- **JOB**
Transcribe the material exactly. Images do not belong in the copy.

Extracted records
## Begin
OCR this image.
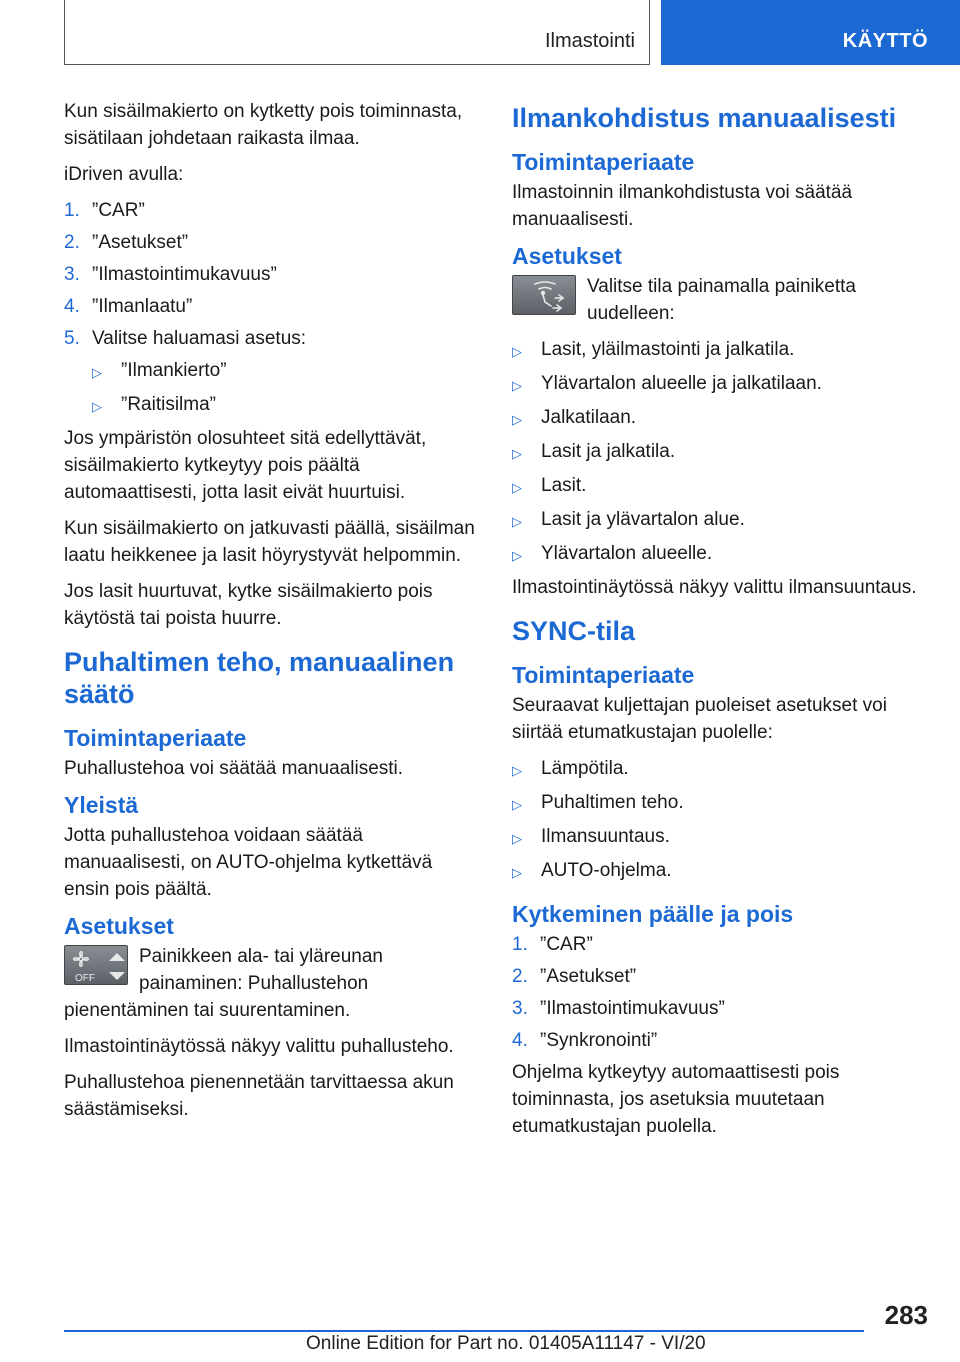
Ilmastointi	KÄYTTÖ

Kun sisäilmakierto on kytketty pois toiminnasta, sisätilaan johdetaan raikasta ilmaa.

iDriven avulla:

1. ”CAR”
2. ”Asetukset”
3. ”Ilmastointimukavuus”
4. ”Ilmanlaatu”
5. Valitse haluamasi asetus:
▷	”Ilmankierto”
▷	”Raitisilma”

Jos ympäristön olosuhteet sitä edellyttävät, sisäilmakierto kytkeytyy pois päältä automaattisesti, jotta lasit eivät huurtuisi.

Kun sisäilmakierto on jatkuvasti päällä, sisäilman laatu heikkenee ja lasit höyrystyvät helpommin.

Jos lasit huurtuvat, kytke sisäilmakierto pois käytöstä tai poista huurre.

Puhaltimen teho, manuaalinen säätö
Toimintaperiaate

Puhallustehoa voi säätää manuaalisesti.

Yleistä

Jotta puhallustehoa voidaan säätää manuaalisesti, on AUTO-ohjelma kytkettävä ensin pois päältä.

Asetukset
OFF

Painikkeen ala- tai yläreunan painaminen: Puhallustehon pienentäminen tai suurentaminen.

Ilmastointinäytössä näkyy valittu puhallusteho.

Puhallustehoa pienennetään tarvittaessa akun säästämiseksi.

Ilmankohdistus manuaalisesti
Toimintaperiaate

Ilmastoinnin ilmankohdistusta voi säätää manuaalisesti.

Asetukset

Valitse tila painamalla painiketta uudelleen:

▷	Lasit, yläilmastointi ja jalkatila.
▷	Ylävartalon alueelle ja jalkatilaan.
▷	Jalkatilaan.
▷	Lasit ja jalkatila.
▷	Lasit.
▷	Lasit ja ylävartalon alue.
▷	Ylävartalon alueelle.

Ilmastointinäytössä näkyy valittu ilmansuuntaus.

SYNC-tila
Toimintaperiaate

Seuraavat kuljettajan puoleiset asetukset voi siirtää etumatkustajan puolelle:

▷	Lämpötila.
▷	Puhaltimen teho.
▷	Ilmansuuntaus.
▷	AUTO-ohjelma.
Kytkeminen päälle ja pois
1. ”CAR”
2. ”Asetukset”
3. ”Ilmastointimukavuus”
4. ”Synkronointi”

Ohjelma kytkeytyy automaattisesti pois toiminnasta, jos asetuksia muutetaan etumatkustajan puolella.

283
Online Edition for Part no. 01405A11147 - VI/20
## End
- **SOLUTION TO THIS EXERCISE**
OCR this image.
Ilmastointi	KÄYTTÖ

Kun sisäilmakierto on kytketty pois toiminnasta, sisätilaan johdetaan raikasta ilmaa.

iDriven avulla:

1. ”CAR”
2. ”Asetukset”
3. ”Ilmastointimukavuus”
4. ”Ilmanlaatu”
5. Valitse haluamasi asetus:
▷	”Ilmankierto”
▷	”Raitisilma”

Jos ympäristön olosuhteet sitä edellyttävät, sisäilmakierto kytkeytyy pois päältä automaattisesti, jotta lasit eivät huurtuisi.

Kun sisäilmakierto on jatkuvasti päällä, sisäilman laatu heikkenee ja lasit höyrystyvät helpommin.

Jos lasit huurtuvat, kytke sisäilmakierto pois käytöstä tai poista huurre.

Puhaltimen teho, manuaalinen säätö
Toimintaperiaate

Puhallustehoa voi säätää manuaalisesti.

Yleistä

Jotta puhallustehoa voidaan säätää manuaalisesti, on AUTO-ohjelma kytkettävä ensin pois päältä.

Asetukset
OFF

Painikkeen ala- tai yläreunan painaminen: Puhallustehon pienentäminen tai suurentaminen.

Ilmastointinäytössä näkyy valittu puhallusteho.

Puhallustehoa pienennetään tarvittaessa akun säästämiseksi.

Ilmankohdistus manuaalisesti
Toimintaperiaate

Ilmastoinnin ilmankohdistusta voi säätää manuaalisesti.

Asetukset

Valitse tila painamalla painiketta uudelleen:

▷	Lasit, yläilmastointi ja jalkatila.
▷	Ylävartalon alueelle ja jalkatilaan.
▷	Jalkatilaan.
▷	Lasit ja jalkatila.
▷	Lasit.
▷	Lasit ja ylävartalon alue.
▷	Ylävartalon alueelle.

Ilmastointinäytössä näkyy valittu ilmansuuntaus.

SYNC-tila
Toimintaperiaate

Seuraavat kuljettajan puoleiset asetukset voi siirtää etumatkustajan puolelle:

▷	Lämpötila.
▷	Puhaltimen teho.
▷	Ilmansuuntaus.
▷	AUTO-ohjelma.
Kytkeminen päälle ja pois
1. ”CAR”
2. ”Asetukset”
3. ”Ilmastointimukavuus”
4. ”Synkronointi”

Ohjelma kytkeytyy automaattisesti pois toiminnasta, jos asetuksia muutetaan etumatkustajan puolella.

283
Online Edition for Part no. 01405A11147 - VI/20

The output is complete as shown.